Requirement
Rename "journalism" to "reporting" in the passage of the text on American media below. Begin at the words "I do not propose", stop after "matter many times.", and write out the passage with that change.

Document text
▬▬▬▬▬▬▬▬▬▬

From the room comes a voice: “Everyone is asleep but Jardown is awake.”
The monster asks what Jardown needs to go to sleep, whereupon the latter sends it first to bake him a loaf of bread, and then, when it finishes this task near dawn, he tells it to fetch him a glass of water from a nearby river with a sieve. While the monster busies itself in this chore, the boys make a run for it and swim across the river. When the monster sees them, it asks how to cross the river, whereupon Jardown advises it to strap a millstone around its neck and walk across. The monster drowns, and Jardown and friends escape unharmed.
This article is not current; it was written in 2007 and refers repeatedly to the Bush and Clinton administrations, although surprisingly it already mentions Barack Obama in a minor role. However, the content is (unfortunately) imperishable: It could as well have been written yesterday or two decades ago. Like many another article, it discusses the US mass media in terms of Noam Chomsky’s “propaganda model”; however, it does this from the perspective of an insider: John Pilger has been a reporter for many years and knows the field only too well.
I do not propose to rehash either that model or what Pilger says about it here; if you want that information, you need merely read the article, which I advise anyone who cares about the future of journalism to do, and have a look at Chomsky’s books on the subject. As a long-time journalist (both military and civilian) in my own right, I have also addressed this matter many times.
My purpose here, however, is to offer a rare tribute to (some of) my fellow Americans.
When one rightly considers the scale and pervasive ubiquity of the indoctrination that passes for news and culture, it is hardly surprising that the benumbed majority remains content to shuffle somnambulistically from cradle to tomb. Raised in a media environment of national exceptionalism (the myth that one’s country is, more or less by definition, a special place differing from and superior to all others), lulled by consumer culture (the notion that the shortcomings of life can be remedied by buying things), distracted by trivia (sports and celebrolatry) and essentially mesmerized by the kaleidoscopic images and thundering aural effects that make television so lethally spellbinding, many people never have a chance: They never really awake, never really understand the sinister purpose of all this pageantry.
And yet, somehow, a tiny flame of consciousness still flickers. Despite the canards depicting them as a nation of mental slugs who neither know nor care to know, despite the incessant winds of propaganda that would extinguish their awareness, some Americans struggle against the Lethean tide, stay awake, and strive to deliver their countrymen from the monster that is their pathocratic corporate state.
Our deadliest enemy is also our most seductive addiction. I know this, for I once slept under the narcosis of television. But one day in November of 2001, television pushed me too hard, and I pushed back: Our television was gone that day, nevermore to return. And then, gradually, I awoke and began to see, all too clearly, what my country really represents.
Today, therefore, I sleep no more. Nor am I alone. And when the pathocrat looks upon us and asks, we can bid it defiance and proudly say, “Everyone is asleep but Jardown is awake.”

▬▬▬▬▬▬▬▬▬▬

Input data
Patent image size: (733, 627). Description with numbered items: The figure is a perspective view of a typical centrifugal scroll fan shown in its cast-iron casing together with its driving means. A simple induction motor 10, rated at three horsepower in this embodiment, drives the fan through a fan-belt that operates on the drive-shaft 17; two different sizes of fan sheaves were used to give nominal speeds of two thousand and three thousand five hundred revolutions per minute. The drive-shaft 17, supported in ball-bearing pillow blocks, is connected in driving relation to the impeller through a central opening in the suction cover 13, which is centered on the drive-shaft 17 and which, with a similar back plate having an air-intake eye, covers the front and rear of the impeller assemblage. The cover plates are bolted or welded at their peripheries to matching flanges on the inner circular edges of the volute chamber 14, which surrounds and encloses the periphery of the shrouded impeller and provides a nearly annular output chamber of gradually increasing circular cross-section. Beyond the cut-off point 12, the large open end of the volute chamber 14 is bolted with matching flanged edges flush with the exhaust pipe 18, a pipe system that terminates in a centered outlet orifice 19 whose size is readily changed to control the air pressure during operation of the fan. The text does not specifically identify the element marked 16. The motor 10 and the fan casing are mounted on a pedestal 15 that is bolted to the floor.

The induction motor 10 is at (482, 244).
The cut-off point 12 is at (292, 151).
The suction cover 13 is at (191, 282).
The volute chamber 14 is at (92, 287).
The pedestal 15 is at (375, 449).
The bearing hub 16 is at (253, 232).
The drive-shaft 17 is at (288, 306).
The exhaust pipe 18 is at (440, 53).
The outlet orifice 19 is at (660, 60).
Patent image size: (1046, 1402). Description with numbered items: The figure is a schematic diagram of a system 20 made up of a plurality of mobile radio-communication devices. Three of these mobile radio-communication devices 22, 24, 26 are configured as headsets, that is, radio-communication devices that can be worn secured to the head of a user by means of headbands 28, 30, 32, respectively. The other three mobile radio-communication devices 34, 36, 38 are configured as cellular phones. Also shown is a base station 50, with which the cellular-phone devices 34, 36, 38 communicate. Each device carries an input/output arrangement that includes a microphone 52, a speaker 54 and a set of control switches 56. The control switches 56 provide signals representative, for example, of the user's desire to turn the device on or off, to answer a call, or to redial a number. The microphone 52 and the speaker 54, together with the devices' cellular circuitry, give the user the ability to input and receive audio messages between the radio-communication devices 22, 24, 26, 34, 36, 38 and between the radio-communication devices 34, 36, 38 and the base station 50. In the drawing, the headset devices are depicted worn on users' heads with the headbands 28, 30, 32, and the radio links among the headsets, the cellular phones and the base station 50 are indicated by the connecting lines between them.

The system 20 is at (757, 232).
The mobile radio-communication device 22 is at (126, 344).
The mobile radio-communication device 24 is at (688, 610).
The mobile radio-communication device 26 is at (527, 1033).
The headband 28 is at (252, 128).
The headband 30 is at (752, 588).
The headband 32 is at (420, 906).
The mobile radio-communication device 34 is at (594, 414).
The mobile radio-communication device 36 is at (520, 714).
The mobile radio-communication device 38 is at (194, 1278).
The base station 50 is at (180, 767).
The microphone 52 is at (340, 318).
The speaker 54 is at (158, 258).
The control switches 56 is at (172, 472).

▬▬▬▬▬▬▬▬▬▬

Result below
I do not propose to rehash either that model or what Pilger says about it here; if you want that information, you need merely read the article, which I advise anyone who cares about the future of reporting to do, and have a look at Chomsky’s books on the subject. As a long-time journalist (both military and civilian) in my own right, I have also addressed this matter many times.